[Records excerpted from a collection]
::::::::

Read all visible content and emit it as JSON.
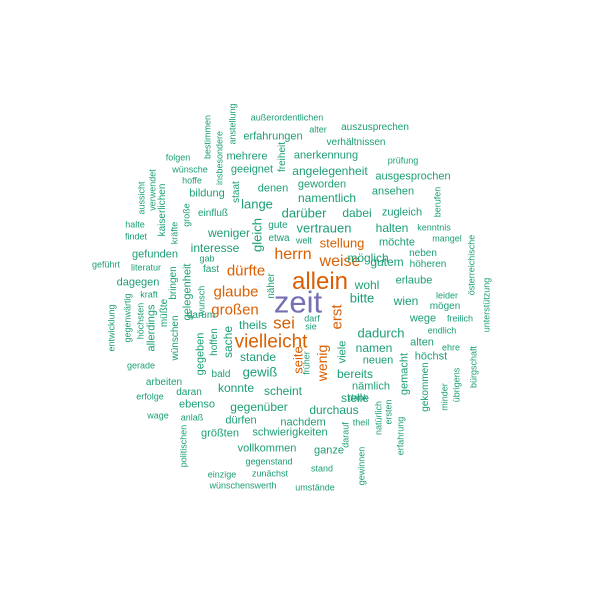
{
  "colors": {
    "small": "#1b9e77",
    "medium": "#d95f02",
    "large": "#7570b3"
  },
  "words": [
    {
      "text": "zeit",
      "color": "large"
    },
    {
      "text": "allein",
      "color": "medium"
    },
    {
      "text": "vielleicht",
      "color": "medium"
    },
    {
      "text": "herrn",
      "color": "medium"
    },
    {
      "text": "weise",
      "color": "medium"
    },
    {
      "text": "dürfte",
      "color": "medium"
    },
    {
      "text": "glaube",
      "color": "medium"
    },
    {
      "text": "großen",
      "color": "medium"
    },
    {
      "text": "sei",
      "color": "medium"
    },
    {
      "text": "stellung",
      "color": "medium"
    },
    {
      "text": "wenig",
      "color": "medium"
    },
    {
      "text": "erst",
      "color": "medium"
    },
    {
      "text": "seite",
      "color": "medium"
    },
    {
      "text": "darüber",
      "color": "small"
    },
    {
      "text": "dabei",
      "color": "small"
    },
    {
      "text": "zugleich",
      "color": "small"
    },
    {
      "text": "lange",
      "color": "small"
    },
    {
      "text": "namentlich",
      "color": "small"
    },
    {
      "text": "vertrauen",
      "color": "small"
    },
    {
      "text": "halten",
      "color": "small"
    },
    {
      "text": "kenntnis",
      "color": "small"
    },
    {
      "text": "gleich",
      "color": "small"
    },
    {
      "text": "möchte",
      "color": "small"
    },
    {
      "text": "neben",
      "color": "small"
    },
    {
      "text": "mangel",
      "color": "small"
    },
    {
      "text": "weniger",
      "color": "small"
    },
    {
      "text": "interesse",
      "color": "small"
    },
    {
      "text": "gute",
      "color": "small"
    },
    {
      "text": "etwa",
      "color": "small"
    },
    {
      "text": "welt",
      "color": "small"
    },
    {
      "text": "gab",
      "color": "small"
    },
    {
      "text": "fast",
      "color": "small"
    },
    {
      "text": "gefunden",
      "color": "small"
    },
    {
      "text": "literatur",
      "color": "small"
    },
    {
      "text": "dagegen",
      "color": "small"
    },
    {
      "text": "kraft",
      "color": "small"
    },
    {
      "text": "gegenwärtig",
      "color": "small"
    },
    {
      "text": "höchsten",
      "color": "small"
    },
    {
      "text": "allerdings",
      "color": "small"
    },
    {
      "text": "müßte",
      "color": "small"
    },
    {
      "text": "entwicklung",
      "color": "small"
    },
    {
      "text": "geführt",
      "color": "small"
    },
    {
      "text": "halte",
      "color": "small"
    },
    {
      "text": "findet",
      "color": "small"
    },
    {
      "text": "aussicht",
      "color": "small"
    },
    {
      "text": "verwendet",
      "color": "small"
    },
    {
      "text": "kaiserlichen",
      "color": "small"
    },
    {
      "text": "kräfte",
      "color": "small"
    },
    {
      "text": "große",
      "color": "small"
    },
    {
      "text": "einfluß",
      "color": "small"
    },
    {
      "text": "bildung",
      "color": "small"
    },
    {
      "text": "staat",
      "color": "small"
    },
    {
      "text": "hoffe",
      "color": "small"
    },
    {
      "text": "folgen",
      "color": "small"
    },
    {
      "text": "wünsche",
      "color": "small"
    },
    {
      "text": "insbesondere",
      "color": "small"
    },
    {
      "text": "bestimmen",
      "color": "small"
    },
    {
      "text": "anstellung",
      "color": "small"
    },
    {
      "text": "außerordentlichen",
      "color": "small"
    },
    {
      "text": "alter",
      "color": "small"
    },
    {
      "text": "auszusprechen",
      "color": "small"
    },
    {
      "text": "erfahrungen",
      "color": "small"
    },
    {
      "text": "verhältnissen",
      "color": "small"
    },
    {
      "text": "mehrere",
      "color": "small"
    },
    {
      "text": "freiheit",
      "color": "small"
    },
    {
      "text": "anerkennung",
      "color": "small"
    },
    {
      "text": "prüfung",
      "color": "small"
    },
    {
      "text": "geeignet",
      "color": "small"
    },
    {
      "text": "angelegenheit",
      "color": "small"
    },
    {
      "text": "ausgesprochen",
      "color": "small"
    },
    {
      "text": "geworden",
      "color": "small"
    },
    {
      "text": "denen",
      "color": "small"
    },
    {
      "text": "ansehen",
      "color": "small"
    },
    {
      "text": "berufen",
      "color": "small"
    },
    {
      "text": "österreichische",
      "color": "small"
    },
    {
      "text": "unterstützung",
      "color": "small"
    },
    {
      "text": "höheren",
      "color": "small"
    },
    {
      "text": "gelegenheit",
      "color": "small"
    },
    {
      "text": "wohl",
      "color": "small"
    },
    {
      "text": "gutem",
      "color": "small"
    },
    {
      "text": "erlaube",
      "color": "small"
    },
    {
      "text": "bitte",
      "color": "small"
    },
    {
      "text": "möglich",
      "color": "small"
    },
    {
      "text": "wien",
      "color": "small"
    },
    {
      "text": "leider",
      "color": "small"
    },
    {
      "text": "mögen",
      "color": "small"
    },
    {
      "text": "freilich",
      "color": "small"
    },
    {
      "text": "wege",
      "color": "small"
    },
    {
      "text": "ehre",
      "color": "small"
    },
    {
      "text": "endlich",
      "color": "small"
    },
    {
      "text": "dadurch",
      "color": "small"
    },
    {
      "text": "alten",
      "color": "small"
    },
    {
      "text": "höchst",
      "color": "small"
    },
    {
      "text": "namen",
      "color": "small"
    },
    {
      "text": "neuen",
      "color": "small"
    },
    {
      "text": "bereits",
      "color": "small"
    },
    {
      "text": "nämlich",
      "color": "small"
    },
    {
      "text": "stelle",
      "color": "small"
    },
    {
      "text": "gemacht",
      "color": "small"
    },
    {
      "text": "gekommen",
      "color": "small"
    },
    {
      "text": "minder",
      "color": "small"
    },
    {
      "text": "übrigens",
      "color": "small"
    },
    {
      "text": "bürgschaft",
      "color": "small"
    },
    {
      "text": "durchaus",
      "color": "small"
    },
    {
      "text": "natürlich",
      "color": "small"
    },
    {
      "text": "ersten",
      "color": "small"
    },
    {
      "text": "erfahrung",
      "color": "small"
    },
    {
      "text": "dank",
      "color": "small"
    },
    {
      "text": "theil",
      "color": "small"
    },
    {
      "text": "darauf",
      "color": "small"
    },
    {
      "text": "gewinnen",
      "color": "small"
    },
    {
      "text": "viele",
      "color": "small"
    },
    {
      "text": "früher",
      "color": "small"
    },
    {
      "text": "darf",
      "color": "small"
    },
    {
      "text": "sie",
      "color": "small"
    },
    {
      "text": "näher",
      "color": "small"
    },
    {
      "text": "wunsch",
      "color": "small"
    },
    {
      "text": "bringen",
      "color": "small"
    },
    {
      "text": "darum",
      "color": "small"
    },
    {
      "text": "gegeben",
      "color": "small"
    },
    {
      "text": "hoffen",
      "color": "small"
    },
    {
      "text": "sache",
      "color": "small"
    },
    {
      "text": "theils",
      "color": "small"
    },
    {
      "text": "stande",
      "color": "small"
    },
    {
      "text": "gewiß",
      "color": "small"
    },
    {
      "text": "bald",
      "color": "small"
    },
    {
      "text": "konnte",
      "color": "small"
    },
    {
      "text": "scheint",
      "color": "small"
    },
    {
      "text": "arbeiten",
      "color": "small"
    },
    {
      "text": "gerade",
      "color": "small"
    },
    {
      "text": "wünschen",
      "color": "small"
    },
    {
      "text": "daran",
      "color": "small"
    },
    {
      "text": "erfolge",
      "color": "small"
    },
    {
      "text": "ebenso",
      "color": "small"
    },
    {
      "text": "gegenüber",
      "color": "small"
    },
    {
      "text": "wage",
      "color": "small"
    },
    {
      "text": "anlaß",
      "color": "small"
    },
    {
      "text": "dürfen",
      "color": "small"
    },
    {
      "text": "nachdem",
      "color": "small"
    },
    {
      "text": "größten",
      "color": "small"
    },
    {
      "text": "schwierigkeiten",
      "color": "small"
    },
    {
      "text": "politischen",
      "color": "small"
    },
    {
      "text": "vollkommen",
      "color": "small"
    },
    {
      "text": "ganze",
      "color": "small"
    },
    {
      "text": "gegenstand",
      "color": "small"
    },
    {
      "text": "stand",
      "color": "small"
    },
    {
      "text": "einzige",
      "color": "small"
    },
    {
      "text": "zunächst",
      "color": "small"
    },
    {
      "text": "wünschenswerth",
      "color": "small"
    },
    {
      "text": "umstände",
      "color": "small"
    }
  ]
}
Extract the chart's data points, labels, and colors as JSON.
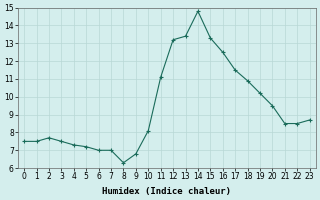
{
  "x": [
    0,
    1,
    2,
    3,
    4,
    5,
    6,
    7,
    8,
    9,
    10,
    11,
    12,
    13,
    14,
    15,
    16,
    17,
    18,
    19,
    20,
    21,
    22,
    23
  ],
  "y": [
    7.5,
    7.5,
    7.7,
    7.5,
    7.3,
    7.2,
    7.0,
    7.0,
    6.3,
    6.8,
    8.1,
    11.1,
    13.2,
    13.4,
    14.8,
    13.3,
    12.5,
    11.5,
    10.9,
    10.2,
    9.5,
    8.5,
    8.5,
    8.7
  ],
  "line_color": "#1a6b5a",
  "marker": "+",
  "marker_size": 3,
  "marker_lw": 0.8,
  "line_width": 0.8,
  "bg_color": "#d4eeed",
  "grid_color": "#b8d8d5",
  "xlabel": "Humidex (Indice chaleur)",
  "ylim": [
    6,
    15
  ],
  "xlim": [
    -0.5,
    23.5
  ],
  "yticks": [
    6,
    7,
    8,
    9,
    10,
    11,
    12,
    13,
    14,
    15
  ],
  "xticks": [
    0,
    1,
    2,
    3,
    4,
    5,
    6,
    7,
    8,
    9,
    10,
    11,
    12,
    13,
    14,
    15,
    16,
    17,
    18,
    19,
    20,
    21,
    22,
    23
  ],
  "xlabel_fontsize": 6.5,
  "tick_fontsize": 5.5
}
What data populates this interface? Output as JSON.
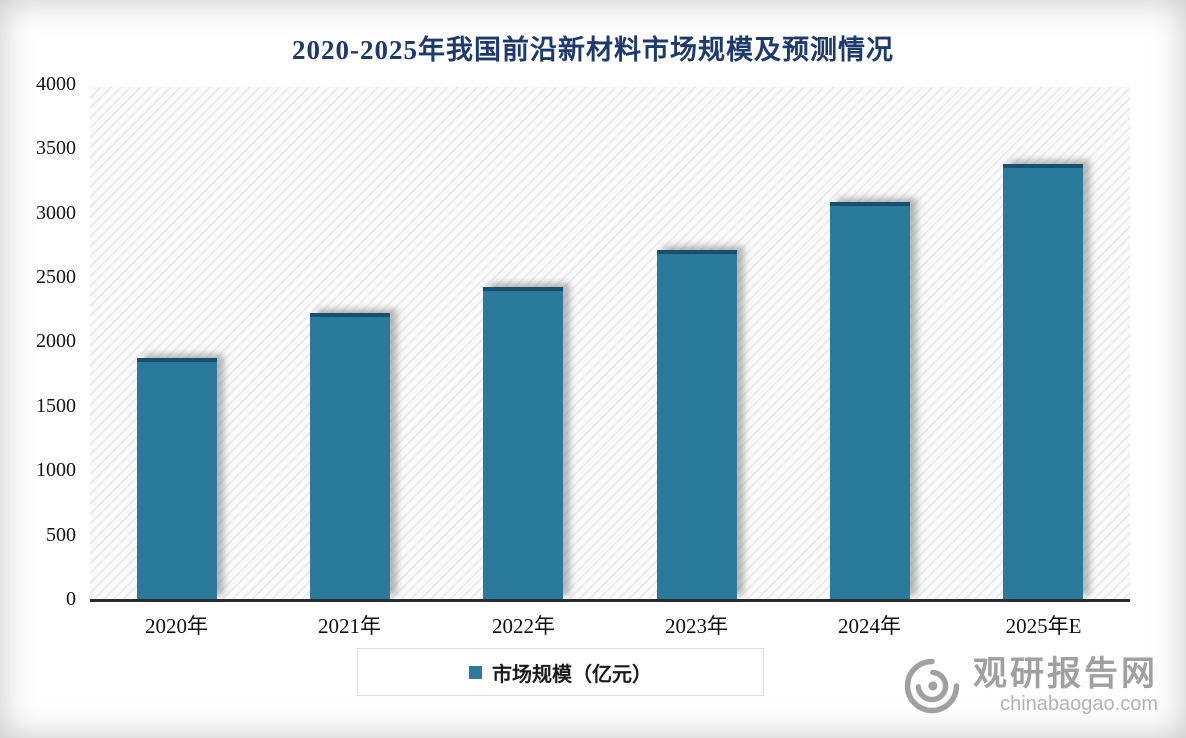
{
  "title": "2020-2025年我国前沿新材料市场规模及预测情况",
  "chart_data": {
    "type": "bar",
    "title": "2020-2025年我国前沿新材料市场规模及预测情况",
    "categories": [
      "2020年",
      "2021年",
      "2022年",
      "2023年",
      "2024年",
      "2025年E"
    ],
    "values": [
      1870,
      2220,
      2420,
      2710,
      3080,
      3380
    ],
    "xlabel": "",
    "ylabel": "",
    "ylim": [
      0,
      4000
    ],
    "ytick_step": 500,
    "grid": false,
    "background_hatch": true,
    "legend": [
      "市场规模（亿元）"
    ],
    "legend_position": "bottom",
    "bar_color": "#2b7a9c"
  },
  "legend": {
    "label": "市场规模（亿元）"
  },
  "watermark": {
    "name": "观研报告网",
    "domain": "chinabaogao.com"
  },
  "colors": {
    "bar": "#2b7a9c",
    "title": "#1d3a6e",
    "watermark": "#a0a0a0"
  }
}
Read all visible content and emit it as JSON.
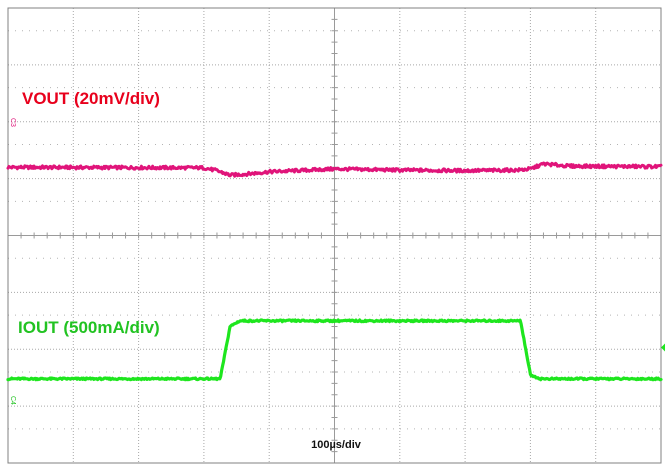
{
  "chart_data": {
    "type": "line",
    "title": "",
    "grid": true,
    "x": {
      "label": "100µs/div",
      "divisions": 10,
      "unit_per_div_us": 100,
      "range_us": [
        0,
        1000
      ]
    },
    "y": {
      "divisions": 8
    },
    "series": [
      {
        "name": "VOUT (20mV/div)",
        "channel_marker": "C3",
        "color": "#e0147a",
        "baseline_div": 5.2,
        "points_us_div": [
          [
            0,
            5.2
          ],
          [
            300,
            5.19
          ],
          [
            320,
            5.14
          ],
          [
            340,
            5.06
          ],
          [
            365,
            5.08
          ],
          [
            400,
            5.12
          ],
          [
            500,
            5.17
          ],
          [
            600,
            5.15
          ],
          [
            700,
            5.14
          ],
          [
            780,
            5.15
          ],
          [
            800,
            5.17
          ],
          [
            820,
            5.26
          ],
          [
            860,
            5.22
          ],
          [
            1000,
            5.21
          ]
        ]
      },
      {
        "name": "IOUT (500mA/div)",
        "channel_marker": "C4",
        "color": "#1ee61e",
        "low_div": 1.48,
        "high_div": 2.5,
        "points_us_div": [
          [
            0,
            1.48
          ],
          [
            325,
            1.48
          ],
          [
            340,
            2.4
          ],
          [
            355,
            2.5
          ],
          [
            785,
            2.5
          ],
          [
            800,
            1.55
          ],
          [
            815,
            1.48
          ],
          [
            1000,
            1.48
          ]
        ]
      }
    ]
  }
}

::::::::

> [What the task requires] Go through the preceding material and copy each line that has the word "JSON".

> [Result of this exercise]
Read all visible content and emit it as JSON.
Extract the chart's data points, labels, and colors as JSON.
What data populates this interface? Output as JSON.
Read all visible content and emit it as JSON.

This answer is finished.